# CHALLENGE:
Lines holding the string "arrow" are the ones to copy from this listing.
-- Start EXCERPTED RECORDS --
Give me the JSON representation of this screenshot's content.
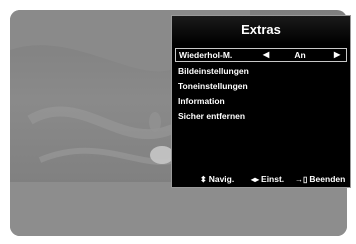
{
  "menu": {
    "title": "Extras",
    "items": [
      {
        "label": "Wiederhol-M.",
        "value": "An"
      },
      {
        "label": "Bildeinstellungen"
      },
      {
        "label": "Toneinstellungen"
      },
      {
        "label": "Information"
      },
      {
        "label": "Sicher entfernen"
      }
    ]
  },
  "footer": {
    "navigate": "Navig.",
    "adjust": "Einst.",
    "exit": "Beenden"
  },
  "icons": {
    "navigate": "up-down-arrow-icon",
    "adjust": "left-right-arrow-icon",
    "exit": "exit-icon"
  },
  "colors": {
    "panel_bg": "#000000",
    "screen_bg": "#808080",
    "text": "#ffffff"
  }
}
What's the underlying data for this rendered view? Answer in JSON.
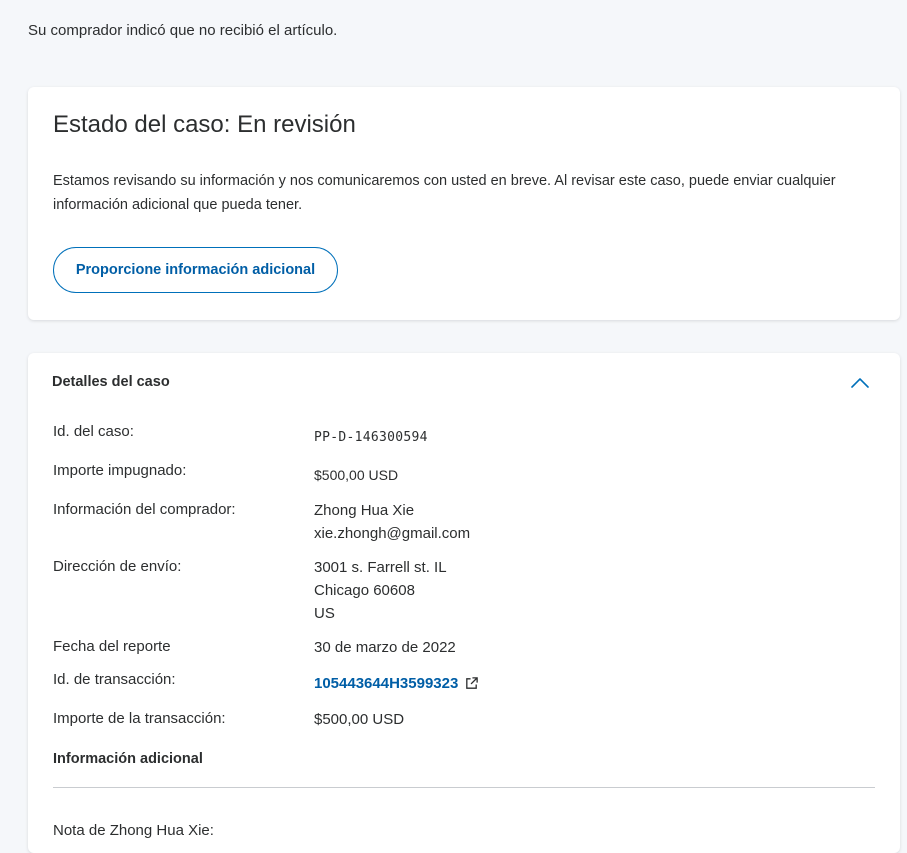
{
  "intro_text": "Su comprador indicó que no recibió el artículo.",
  "status_card": {
    "title": "Estado del caso: En revisión",
    "description": "Estamos revisando su información y nos comunicaremos con usted en breve. Al revisar este caso, puede enviar cualquier información adicional que pueda tener.",
    "button_label": "Proporcione información adicional"
  },
  "details": {
    "title": "Detalles del caso",
    "collapse_icon": "chevron-up-icon",
    "rows": {
      "case_id": {
        "label": "Id. del caso:",
        "value": "PP-D-146300594"
      },
      "disputed_amount": {
        "label": "Importe impugnado:",
        "value": "$500,00 USD"
      },
      "buyer_info": {
        "label": "Información del comprador:",
        "name": "Zhong Hua Xie",
        "email": "xie.zhongh@gmail.com"
      },
      "shipping_address": {
        "label": "Dirección de envío:",
        "line1": "3001 s. Farrell st. IL",
        "line2": "Chicago 60608",
        "line3": "US"
      },
      "report_date": {
        "label": "Fecha del reporte",
        "value": "30 de marzo de 2022"
      },
      "transaction_id": {
        "label": "Id. de transacción:",
        "value": "105443644H3599323",
        "icon": "external-link-icon"
      },
      "transaction_amount": {
        "label": "Importe de la transacción:",
        "value": "$500,00 USD"
      }
    },
    "additional_info_title": "Información adicional",
    "note_label": "Nota de Zhong Hua Xie:"
  },
  "colors": {
    "accent": "#0070ba",
    "link": "#005ea6",
    "background": "#f5f7fa",
    "card": "#ffffff"
  }
}
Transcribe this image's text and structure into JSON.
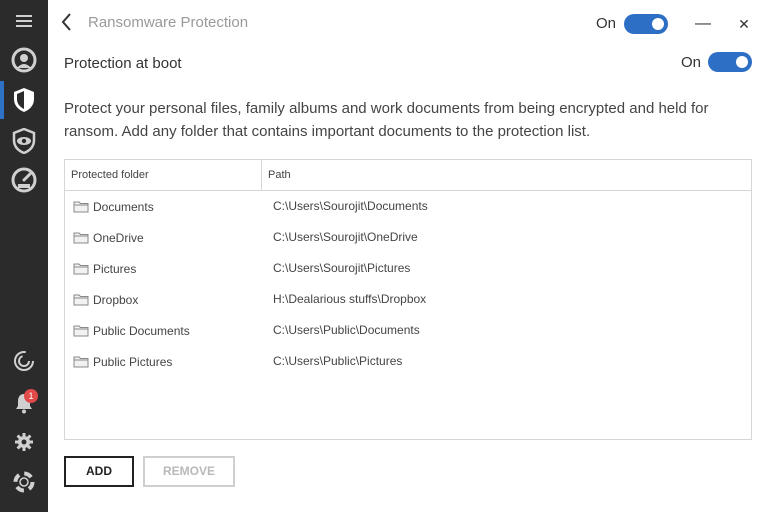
-- End EXCERPTED RECORDS --
# EXERCISE OUTPUT:
    "navigate": "up-down-arrow-icon",
    "adjust": "left-right-arrow-icon",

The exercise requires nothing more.